Data records:
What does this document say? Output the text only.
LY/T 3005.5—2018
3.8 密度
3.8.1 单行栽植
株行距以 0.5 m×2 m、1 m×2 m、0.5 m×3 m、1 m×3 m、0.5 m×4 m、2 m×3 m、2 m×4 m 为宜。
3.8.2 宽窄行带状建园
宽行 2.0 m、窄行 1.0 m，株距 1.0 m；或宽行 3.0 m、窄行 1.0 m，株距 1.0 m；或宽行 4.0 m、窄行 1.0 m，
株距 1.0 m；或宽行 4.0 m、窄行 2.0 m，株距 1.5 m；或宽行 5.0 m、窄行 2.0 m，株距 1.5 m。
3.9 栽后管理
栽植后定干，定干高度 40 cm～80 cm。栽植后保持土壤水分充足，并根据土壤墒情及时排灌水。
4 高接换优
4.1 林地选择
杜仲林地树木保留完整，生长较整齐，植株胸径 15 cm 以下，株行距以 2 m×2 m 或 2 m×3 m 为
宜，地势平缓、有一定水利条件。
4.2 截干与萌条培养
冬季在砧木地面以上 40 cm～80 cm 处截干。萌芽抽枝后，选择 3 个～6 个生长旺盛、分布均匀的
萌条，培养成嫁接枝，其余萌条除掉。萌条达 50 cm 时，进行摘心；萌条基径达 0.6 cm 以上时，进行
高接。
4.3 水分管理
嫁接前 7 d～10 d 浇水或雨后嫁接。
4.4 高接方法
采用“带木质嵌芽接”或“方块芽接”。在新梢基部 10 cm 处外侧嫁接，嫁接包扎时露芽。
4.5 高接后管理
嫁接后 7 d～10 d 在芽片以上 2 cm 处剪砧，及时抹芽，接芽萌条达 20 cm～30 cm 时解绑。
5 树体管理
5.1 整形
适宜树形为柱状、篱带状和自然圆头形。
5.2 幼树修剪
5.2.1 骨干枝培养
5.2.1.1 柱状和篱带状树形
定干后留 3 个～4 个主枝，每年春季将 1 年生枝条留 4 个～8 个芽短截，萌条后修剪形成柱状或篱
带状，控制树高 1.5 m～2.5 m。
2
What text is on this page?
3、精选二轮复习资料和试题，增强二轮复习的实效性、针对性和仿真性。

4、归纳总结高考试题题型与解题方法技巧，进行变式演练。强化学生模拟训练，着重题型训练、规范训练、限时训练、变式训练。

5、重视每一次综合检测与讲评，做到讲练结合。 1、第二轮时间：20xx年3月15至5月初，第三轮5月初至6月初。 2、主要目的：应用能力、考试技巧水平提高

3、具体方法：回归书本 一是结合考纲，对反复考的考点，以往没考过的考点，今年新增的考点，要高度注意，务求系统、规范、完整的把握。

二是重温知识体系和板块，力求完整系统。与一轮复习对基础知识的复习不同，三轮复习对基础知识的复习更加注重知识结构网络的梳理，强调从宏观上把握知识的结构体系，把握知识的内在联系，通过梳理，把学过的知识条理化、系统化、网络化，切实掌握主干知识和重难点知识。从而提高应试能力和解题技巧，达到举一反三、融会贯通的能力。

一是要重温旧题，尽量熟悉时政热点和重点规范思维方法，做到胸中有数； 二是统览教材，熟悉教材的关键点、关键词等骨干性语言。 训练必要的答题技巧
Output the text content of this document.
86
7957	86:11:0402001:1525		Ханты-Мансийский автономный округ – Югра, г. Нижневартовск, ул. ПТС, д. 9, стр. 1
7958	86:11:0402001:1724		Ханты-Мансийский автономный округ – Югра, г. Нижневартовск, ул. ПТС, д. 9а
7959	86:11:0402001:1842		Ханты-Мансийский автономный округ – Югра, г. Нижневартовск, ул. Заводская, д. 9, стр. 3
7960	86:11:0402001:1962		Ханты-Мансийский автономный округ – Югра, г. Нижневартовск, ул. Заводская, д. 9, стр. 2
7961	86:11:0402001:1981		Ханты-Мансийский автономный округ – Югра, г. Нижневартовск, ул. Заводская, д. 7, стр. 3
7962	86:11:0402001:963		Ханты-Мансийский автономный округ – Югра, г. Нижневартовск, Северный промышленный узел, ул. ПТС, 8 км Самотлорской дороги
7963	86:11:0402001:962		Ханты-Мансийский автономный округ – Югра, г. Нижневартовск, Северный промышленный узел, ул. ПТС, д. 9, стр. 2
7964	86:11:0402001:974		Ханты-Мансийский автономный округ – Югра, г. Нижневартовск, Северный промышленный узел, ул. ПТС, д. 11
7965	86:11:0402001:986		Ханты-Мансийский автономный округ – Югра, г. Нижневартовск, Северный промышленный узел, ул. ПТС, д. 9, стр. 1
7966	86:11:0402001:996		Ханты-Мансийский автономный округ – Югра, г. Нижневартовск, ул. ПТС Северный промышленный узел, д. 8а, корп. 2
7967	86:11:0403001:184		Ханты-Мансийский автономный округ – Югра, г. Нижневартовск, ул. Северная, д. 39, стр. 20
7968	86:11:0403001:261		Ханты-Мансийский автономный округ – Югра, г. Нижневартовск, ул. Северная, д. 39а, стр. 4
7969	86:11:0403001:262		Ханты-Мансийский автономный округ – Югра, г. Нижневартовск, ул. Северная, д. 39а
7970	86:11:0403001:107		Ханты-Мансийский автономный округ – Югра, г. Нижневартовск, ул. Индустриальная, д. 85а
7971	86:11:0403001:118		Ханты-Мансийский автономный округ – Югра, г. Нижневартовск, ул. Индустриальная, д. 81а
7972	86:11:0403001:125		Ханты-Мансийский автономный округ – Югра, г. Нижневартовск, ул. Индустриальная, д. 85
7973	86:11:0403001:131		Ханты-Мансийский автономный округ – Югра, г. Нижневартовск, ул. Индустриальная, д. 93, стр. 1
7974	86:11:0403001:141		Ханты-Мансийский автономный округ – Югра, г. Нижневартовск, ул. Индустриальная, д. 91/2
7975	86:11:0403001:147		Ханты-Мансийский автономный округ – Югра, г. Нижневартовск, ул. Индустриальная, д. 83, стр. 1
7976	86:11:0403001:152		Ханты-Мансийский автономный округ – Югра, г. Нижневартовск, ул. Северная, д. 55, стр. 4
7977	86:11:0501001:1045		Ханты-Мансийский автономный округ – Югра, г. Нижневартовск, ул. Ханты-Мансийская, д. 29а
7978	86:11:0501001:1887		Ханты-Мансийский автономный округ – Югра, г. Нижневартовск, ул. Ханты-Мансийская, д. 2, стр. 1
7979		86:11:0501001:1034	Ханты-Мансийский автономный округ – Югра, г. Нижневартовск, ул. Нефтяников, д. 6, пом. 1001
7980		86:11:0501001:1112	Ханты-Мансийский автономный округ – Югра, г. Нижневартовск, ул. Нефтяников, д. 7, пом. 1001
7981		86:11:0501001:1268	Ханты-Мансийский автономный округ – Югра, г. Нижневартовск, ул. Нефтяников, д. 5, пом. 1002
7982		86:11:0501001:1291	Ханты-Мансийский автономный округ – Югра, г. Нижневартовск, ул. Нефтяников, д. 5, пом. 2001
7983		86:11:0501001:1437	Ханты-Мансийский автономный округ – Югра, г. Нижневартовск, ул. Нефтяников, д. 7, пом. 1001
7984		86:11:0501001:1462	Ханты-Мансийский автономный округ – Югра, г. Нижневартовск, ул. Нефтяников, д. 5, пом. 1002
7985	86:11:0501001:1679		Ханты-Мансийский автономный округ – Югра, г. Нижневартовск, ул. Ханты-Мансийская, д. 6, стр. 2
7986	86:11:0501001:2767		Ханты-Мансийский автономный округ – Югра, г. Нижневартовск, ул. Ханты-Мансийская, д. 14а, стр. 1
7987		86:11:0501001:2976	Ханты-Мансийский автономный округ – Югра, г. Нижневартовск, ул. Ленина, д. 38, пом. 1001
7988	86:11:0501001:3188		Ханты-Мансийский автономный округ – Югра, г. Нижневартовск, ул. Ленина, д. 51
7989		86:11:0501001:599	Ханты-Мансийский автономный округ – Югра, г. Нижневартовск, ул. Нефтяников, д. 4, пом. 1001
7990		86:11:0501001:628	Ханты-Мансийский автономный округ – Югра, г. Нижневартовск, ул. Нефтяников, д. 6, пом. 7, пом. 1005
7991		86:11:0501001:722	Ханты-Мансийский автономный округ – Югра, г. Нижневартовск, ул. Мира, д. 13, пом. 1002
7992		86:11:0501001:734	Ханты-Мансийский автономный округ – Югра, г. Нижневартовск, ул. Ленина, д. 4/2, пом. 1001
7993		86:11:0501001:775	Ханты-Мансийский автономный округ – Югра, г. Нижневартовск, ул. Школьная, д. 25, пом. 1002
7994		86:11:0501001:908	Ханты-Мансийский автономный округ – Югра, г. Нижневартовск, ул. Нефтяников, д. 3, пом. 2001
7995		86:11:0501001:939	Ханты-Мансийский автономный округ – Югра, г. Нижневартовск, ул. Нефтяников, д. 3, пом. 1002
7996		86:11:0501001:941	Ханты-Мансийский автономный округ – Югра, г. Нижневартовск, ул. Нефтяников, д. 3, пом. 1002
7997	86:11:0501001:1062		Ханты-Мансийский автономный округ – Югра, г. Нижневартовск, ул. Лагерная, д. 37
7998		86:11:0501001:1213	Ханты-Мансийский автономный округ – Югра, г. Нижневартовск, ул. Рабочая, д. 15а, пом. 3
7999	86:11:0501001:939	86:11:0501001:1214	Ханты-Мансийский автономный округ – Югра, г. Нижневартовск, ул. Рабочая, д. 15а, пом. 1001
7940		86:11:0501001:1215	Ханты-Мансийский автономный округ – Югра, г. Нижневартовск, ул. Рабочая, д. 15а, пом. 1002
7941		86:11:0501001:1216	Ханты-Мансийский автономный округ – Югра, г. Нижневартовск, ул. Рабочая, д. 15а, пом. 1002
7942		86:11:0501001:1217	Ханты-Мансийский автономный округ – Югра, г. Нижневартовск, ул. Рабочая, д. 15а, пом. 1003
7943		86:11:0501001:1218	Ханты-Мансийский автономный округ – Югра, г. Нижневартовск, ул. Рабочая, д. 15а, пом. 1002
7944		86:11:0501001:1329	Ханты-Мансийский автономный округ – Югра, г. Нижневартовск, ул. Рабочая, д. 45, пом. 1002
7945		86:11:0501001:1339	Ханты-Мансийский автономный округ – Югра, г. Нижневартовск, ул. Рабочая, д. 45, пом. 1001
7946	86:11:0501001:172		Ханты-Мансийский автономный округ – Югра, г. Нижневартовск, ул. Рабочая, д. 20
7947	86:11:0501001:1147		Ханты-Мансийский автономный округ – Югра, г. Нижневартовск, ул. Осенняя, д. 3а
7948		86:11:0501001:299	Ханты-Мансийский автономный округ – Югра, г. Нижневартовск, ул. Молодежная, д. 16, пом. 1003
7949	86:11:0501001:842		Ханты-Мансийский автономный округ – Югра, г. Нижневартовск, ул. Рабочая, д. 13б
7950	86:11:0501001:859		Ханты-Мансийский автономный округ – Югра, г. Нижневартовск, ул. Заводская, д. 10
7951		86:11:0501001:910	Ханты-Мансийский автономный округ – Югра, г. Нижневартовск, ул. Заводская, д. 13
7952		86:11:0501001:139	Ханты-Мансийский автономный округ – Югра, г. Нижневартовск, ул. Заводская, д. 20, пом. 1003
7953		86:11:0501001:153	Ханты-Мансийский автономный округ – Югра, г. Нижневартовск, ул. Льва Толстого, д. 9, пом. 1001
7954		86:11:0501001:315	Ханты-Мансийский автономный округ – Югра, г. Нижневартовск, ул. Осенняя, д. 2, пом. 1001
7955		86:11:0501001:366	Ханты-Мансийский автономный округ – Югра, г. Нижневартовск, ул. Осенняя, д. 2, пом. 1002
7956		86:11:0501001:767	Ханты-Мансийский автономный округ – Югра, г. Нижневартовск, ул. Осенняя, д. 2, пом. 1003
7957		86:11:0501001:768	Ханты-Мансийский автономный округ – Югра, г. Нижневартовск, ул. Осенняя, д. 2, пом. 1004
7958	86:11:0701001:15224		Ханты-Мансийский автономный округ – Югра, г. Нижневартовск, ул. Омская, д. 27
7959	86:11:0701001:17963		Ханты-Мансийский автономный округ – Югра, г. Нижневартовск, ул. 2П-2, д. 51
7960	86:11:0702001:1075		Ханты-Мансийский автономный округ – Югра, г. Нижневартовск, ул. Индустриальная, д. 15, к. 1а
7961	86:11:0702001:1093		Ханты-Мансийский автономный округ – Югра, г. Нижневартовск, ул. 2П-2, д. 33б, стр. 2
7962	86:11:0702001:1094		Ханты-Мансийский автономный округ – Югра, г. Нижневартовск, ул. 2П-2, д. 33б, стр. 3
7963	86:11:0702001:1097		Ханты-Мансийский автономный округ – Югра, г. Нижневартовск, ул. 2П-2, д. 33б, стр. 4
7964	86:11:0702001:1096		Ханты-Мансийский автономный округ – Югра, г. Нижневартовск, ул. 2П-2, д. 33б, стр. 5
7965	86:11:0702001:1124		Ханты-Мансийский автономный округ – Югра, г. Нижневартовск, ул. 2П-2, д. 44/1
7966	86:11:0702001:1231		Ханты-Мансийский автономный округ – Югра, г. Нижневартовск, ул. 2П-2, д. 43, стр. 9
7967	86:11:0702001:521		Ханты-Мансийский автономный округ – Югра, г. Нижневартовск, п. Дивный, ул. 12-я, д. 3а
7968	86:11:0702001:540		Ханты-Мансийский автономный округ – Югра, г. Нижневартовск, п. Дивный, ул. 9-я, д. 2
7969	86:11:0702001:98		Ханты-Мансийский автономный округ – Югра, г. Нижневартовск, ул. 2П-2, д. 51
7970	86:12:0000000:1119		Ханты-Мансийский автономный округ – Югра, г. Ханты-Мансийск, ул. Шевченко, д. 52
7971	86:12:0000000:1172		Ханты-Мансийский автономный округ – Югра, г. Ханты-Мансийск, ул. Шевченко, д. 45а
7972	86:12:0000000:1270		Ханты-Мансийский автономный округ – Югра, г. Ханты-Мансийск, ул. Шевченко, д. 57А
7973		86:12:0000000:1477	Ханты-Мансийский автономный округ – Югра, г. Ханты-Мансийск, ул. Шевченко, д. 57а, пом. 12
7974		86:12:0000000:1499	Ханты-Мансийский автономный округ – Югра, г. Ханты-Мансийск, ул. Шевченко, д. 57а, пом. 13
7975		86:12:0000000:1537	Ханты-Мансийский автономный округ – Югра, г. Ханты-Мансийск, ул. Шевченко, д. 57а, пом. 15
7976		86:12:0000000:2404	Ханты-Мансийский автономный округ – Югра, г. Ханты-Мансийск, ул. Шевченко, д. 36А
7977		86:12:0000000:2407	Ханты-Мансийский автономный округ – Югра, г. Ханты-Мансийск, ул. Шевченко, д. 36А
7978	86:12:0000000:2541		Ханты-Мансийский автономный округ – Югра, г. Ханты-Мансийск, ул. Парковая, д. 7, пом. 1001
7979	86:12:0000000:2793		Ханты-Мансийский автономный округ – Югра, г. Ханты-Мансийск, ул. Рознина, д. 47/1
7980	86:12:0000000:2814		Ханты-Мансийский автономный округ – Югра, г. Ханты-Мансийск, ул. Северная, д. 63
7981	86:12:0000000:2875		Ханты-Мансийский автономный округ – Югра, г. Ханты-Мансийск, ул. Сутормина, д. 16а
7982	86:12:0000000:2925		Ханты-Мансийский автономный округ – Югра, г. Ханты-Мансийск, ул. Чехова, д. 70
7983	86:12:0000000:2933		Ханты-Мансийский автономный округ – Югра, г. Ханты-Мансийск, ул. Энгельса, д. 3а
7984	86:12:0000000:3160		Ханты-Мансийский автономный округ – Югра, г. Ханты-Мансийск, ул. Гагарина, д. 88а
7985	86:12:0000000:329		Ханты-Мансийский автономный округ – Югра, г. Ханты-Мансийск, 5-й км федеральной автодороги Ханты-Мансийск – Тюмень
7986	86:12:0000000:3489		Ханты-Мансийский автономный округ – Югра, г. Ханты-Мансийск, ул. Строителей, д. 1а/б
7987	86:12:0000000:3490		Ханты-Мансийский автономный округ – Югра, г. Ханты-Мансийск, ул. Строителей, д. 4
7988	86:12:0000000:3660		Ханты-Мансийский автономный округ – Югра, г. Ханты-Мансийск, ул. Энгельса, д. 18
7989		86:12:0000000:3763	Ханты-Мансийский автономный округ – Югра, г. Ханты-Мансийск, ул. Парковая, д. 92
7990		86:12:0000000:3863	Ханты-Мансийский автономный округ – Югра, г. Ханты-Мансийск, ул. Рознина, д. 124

(Description of the task):
Return all lines containing the word "Дивный".

(Solution below):
7967	86:11:0702001:521		Ханты-Мансийский автономный округ – Югра, г. Нижневартовск, п. Дивный, ул. 12-я, д. 3а
7968	86:11:0702001:540		Ханты-Мансийский автономный округ – Югра, г. Нижневартовск, п. Дивный, ул. 9-я, д. 2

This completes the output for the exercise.